Il brano –
+ + + +
Da qui iniziai a dipingere figure ancestrali tentando di ricondurle il più possibile alla società contemporanea e soprattutto all’uomo moderno, con tutte le paturnie e le ansie che egli si porta appresso dalla notte dei tempi.

La mia è una pittura non palese, di difficile interpretazione se non si scava nella mia sfera privata ed emotiva, ma con questo non voglio assolutamente avere la presunzione di trasmettere nulla a nessuno…

Certo, io nella vita ho scelto di dipingere, e la soddisfazione sta anche nell’apprezzamento che il pubblico mi manifesta nel guardare un mio quadro, ci mancherebbe altro; ripeto però, lungi da me il voler imporre un concetto statico e ben definito, e se ci pensiamo un attimo, è proprio questa la meraviglia dell’arte, che lascia all’interpretazione ogni sorta di volo pindarico.

Io poi, a dirla tutta, non credo molto ai giudizi dei critici che ci raccontano di cosa quell’artista volesse trasmettere con quella sua opera e via dicendo… perché un pittore è un grande mistificatore; con un pennello lui trasforma la realtà e la modella a seconda del suo stato d’animo generale o di quel preciso istante in cui crea, non credo sia davvero così facile dare un’interpretazione oggettiva di un quadro.

Tornando al mio stile di pittura, non ho dei canoni definiti nella mia pennellata; a modo mio mi servo del cubismo, dell’espressionismo e del fauvismo.

Questo mi da la possibilità di avere uno stile marcato, riconoscibile e molto personale; per esempio utilizzo spesso gli attributi sessuali all’interno dei miei dipinti e lo faccio non per dare vita a delle simil orge, bensì, come accennavo prima, mi rifaccio sempre a quelle figure ancestrali che sin dall’antichità usavano il nudo per comunicare attraverso i loro disegni.

Per me il sesso nell’arte è da ascrivere come un atto di cui servirsi per tramandare la cultura di un popolo, o di una società, e non per il mero piacere.”

“La Bolla” è il nome della sua ultima opera; è vero che questo dipinto nasce a “causa” della pandemia legata al Coronavirus?

“Sì, il mio ultimo quadro racconta anche della recente pandemia legata al Covid-19. Ho immaginato una sottile pellicola, o se vogliamo anche un vetro molto fino, al cui interno si trova l’intera umanità costretta a rimanere segregata in attesa di notizie confortanti.

Ma “La Bolla” è anche un quadro di libertà dove possiamo immaginare qualsiasi cosa al suo interno; un ricordo, un dolore, o se vogliamo un’aspettativa, un ambiente permeabile dove la vita resta comprensibile a seconda delle nostre esigenze del momento.
+ + + +
Dati da esaminare –
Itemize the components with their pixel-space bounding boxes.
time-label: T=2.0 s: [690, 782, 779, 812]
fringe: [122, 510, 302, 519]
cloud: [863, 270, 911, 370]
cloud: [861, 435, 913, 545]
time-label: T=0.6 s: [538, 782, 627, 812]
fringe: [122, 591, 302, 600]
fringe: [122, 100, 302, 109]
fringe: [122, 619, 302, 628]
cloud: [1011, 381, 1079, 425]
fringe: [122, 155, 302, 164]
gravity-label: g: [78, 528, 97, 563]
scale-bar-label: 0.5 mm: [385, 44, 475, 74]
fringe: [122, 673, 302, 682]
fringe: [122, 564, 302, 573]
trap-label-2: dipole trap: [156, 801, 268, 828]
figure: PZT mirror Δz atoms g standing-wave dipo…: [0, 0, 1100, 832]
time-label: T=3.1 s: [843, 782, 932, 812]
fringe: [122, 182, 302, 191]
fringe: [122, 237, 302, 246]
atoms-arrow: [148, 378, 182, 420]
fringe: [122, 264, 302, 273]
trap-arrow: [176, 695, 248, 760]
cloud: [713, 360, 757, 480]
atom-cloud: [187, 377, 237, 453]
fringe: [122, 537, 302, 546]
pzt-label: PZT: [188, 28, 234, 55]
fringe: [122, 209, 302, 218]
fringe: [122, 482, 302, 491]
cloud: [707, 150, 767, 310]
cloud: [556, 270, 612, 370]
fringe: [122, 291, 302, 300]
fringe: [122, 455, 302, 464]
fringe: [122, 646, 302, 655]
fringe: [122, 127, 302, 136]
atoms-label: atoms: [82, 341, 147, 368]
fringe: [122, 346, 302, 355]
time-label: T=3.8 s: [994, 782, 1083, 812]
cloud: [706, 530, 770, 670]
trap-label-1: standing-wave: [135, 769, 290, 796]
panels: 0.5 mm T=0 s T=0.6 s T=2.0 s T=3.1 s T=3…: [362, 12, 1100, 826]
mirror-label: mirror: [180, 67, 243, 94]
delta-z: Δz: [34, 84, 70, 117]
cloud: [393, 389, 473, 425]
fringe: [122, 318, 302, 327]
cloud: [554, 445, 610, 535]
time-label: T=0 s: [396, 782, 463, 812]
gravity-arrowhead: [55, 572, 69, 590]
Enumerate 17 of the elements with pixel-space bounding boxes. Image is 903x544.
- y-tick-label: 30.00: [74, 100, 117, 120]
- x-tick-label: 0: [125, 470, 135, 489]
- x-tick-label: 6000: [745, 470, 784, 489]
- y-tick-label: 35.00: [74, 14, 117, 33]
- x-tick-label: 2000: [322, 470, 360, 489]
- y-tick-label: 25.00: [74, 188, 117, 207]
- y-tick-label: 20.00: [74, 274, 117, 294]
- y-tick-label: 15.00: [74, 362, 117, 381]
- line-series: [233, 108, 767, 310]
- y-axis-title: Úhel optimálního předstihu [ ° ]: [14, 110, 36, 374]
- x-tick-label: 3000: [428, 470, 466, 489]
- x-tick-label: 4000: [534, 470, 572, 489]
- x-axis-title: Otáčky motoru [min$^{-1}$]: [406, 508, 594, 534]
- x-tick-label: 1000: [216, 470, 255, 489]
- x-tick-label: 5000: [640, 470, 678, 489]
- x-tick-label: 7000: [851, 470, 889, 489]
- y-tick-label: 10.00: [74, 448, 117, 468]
+ + + +
Il compito –
Rispondi a queste domande sul brano:
1. Di quali tre correnti della pittura dice di servirsi chi parla?
2. Qual è il nome della sua ultima opera?
3. Secondo chi parla, a che cosa serve il sesso nell'arte?
Le voci qui sopra sono materiale a sé e non hanno legami con il brano.

La soluzione –
1. Del cubismo, dell'espressionismo e del fauvismo.
2. "La Bolla".
3. A tramandare la cultura di un popolo o di una società, e non al mero piacere.